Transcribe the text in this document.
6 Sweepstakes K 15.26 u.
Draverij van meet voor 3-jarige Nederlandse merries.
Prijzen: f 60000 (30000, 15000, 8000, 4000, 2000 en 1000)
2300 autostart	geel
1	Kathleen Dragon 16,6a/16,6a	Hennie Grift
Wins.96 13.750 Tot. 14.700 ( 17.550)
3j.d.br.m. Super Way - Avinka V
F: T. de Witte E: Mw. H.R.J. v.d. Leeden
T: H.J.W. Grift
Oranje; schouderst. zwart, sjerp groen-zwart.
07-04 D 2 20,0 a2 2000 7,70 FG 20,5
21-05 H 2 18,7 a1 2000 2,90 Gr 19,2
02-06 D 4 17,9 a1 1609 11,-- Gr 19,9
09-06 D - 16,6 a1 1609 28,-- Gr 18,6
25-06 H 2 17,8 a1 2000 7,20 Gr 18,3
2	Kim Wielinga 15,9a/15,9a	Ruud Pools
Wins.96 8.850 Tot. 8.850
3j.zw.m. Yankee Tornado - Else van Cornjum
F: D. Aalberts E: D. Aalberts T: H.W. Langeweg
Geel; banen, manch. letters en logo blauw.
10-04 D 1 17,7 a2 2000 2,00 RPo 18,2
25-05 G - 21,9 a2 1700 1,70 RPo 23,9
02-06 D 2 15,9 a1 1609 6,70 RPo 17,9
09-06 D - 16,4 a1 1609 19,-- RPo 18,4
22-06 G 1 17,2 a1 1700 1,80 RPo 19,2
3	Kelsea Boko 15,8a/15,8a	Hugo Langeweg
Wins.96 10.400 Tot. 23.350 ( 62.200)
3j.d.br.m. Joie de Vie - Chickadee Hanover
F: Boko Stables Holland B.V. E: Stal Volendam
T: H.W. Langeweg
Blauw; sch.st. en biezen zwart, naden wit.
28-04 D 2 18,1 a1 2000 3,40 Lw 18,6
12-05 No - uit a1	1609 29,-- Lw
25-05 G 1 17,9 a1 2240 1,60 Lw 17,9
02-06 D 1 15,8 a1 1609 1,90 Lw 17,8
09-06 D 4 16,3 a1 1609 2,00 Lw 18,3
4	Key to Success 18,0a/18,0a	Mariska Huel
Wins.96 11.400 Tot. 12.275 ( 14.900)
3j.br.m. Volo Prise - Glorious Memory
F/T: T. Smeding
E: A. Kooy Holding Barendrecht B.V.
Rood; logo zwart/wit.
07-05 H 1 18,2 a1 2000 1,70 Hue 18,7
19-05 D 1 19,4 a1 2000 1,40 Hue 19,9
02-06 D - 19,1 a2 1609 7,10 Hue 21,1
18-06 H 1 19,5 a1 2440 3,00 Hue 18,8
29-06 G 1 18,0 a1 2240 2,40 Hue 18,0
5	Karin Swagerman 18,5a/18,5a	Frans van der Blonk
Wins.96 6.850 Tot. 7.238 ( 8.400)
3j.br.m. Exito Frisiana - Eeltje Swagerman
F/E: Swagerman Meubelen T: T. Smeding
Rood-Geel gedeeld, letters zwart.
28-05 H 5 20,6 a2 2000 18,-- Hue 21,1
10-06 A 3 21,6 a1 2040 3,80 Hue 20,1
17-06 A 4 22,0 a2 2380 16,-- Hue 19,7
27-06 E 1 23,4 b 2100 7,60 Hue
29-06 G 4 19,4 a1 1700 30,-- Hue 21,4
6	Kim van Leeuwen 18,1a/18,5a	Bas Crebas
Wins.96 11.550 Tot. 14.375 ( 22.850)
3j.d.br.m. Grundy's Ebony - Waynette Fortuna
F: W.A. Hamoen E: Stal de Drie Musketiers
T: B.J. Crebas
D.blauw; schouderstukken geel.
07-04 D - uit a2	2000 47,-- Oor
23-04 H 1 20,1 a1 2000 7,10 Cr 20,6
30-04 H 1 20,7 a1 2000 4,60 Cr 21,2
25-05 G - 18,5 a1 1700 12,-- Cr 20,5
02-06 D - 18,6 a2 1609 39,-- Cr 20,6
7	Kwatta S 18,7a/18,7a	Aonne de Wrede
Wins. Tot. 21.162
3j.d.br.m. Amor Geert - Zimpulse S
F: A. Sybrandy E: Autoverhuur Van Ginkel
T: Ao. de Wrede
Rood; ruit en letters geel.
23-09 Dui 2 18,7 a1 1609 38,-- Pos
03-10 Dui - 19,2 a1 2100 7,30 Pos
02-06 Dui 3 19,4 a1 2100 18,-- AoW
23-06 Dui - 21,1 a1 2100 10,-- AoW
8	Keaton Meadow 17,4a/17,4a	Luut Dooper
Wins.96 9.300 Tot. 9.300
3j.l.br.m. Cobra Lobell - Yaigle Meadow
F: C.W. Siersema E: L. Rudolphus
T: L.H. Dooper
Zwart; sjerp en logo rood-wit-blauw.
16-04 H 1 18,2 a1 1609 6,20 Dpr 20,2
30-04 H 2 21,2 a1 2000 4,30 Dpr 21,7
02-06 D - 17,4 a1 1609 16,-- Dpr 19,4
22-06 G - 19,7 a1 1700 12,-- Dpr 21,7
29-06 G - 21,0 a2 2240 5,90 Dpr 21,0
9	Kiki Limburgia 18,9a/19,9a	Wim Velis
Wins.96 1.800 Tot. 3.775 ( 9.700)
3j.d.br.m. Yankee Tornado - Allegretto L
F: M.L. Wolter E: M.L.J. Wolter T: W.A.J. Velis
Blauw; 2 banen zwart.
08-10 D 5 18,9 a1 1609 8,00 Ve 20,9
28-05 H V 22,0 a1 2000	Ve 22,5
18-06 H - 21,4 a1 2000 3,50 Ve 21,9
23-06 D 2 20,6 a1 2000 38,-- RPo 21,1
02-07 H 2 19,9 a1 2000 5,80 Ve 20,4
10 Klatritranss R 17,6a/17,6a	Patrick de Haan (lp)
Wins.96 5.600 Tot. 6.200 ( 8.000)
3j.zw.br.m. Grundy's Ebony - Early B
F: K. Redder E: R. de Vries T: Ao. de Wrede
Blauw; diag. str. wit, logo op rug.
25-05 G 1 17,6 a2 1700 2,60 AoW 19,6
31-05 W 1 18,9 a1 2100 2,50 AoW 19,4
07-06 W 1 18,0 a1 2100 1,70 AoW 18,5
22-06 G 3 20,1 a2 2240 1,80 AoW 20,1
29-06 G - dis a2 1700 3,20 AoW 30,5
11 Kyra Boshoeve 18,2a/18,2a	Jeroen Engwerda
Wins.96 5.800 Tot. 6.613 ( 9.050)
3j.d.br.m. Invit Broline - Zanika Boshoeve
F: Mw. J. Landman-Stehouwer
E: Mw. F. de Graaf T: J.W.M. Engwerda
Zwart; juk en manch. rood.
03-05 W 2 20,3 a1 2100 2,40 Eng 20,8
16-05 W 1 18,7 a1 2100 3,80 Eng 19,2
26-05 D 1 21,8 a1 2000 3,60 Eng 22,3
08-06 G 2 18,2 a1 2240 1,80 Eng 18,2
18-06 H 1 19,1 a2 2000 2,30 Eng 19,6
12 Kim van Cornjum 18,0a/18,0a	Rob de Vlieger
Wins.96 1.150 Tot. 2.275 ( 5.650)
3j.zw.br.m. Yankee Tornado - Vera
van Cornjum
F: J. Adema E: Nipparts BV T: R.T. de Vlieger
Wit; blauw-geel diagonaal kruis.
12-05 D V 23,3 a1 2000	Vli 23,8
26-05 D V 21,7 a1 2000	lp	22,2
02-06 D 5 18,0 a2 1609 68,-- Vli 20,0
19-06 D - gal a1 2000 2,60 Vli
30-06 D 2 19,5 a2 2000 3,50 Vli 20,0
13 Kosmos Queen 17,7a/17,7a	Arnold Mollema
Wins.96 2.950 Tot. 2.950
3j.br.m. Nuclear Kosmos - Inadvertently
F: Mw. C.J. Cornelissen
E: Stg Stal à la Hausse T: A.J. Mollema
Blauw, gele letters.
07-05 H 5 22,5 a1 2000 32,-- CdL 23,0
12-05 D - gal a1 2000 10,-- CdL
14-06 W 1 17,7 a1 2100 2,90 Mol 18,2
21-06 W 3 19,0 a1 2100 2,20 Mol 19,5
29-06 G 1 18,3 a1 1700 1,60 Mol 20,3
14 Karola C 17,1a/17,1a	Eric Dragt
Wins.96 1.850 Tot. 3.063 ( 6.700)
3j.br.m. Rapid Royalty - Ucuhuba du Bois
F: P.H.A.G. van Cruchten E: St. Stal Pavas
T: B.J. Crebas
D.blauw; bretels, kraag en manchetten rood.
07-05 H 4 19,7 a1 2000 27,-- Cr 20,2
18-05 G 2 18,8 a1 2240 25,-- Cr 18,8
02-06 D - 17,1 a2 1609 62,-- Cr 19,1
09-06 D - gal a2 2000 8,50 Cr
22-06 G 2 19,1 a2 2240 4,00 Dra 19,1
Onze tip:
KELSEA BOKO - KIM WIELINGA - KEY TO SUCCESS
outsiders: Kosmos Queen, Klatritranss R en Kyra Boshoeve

EXERCISE BRIEF: Gather every line containing the word "Ebony" and copy it.

RESULT OF THE TASK:
3j.d.br.m. Grundy's Ebony - Waynette Fortuna
3j.zw.br.m. Grundy's Ebony - Early B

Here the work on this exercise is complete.